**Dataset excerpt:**

◇ ◇ ◇

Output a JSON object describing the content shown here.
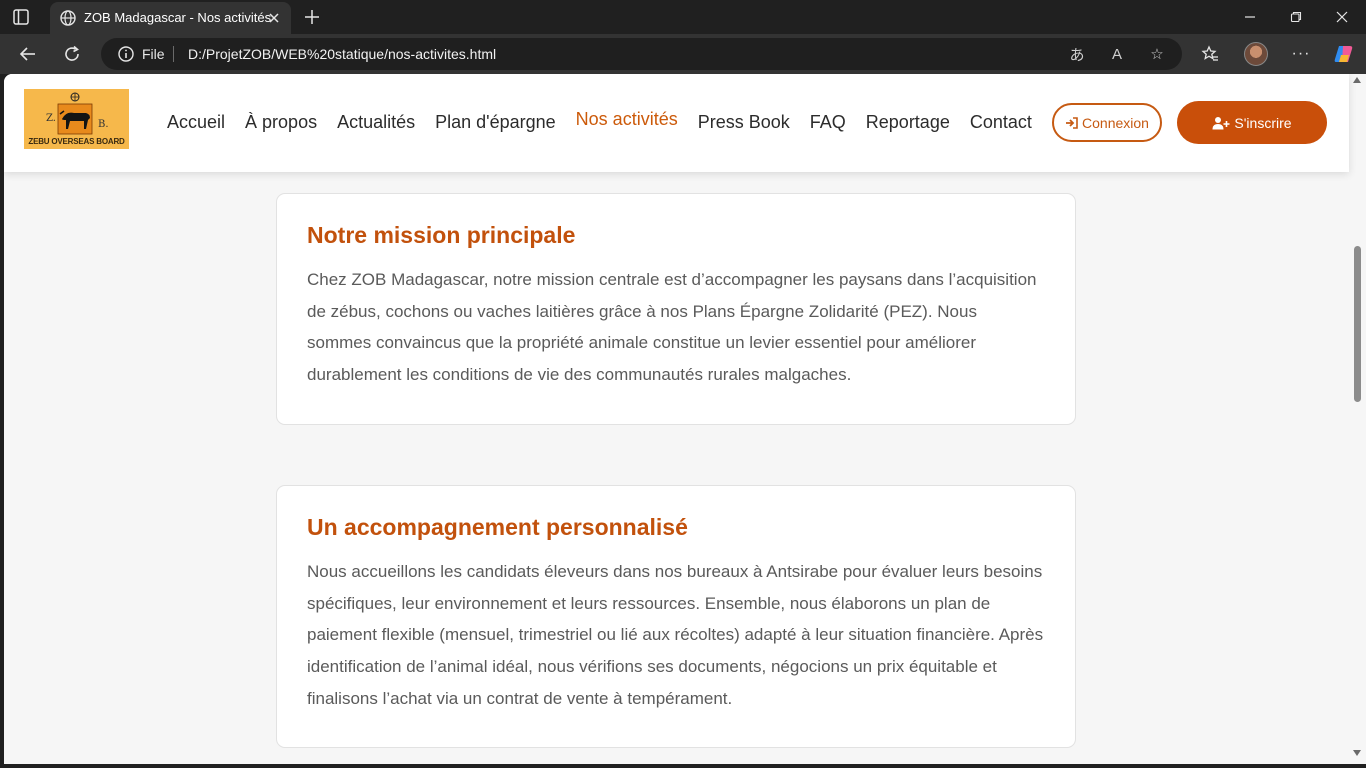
{
  "browser": {
    "tab_title": "ZOB Madagascar - Nos activités",
    "address_scheme": "File",
    "address_url": "D:/ProjetZOB/WEB%20statique/nos-activites.html",
    "icons": [
      "sidebar-icon",
      "globe-icon",
      "close-icon",
      "plus-icon",
      "minimize-icon",
      "restore-icon",
      "close-window-icon",
      "back-icon",
      "refresh-icon",
      "info-icon",
      "read-aloud-icon",
      "translate-icon",
      "favorite-star-icon",
      "favorites-icon",
      "profile-avatar",
      "more-icon",
      "copilot-icon"
    ]
  },
  "site": {
    "logo": {
      "letter_left": "Z.",
      "letter_right": "B.",
      "tagline": "ZEBU OVERSEAS BOARD"
    },
    "nav": [
      {
        "label": "Accueil"
      },
      {
        "label": "À propos"
      },
      {
        "label": "Actualités"
      },
      {
        "label": "Plan d'épargne"
      },
      {
        "label": "Nos activités",
        "active": true
      },
      {
        "label": "Press Book"
      },
      {
        "label": "FAQ"
      },
      {
        "label": "Reportage"
      },
      {
        "label": "Contact"
      }
    ],
    "login_label": "Connexion",
    "signup_label": "S'inscrire",
    "accent_color": "#c94f0a"
  },
  "cards": [
    {
      "title": "Notre mission principale",
      "body": "Chez ZOB Madagascar, notre mission centrale est d’accompagner les paysans dans l’acquisition de zébus, cochons ou vaches laitières grâce à nos Plans Épargne Zolidarité (PEZ). Nous sommes convaincus que la propriété animale constitue un levier essentiel pour améliorer durablement les conditions de vie des communautés rurales malgaches."
    },
    {
      "title": "Un accompagnement personnalisé",
      "body": "Nous accueillons les candidats éleveurs dans nos bureaux à Antsirabe pour évaluer leurs besoins spécifiques, leur environnement et leurs ressources. Ensemble, nous élaborons un plan de paiement flexible (mensuel, trimestriel ou lié aux récoltes) adapté à leur situation financière. Après identification de l’animal idéal, nous vérifions ses documents, négocions un prix équitable et finalisons l’achat via un contrat de vente à tempérament."
    }
  ]
}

◇ ◇ ◇

Search the data for "pour" and list every line in which it occurs.

      "body": "Chez ZOB Madagascar, notre mission centrale est d’accompagner les paysans dans l’acquisition de zébus, cochons ou vaches laitières grâce à nos Plans Épargne Zolidarité (PEZ). Nous sommes convaincus que la propriété animale constitue un levier essentiel pour améliorer durablement les conditions de vie des communautés rurales malgaches."
      "body": "Nous accueillons les candidats éleveurs dans nos bureaux à Antsirabe pour évaluer leurs besoins spécifiques, leur environnement et leurs ressources. Ensemble, nous élaborons un plan de paiement flexible (mensuel, trimestriel ou lié aux récoltes) adapté à leur situation financière. Après identification de l’animal idéal, nous vérifions ses documents, négocions un prix équitable et finalisons l’achat via un contrat de vente à tempérament."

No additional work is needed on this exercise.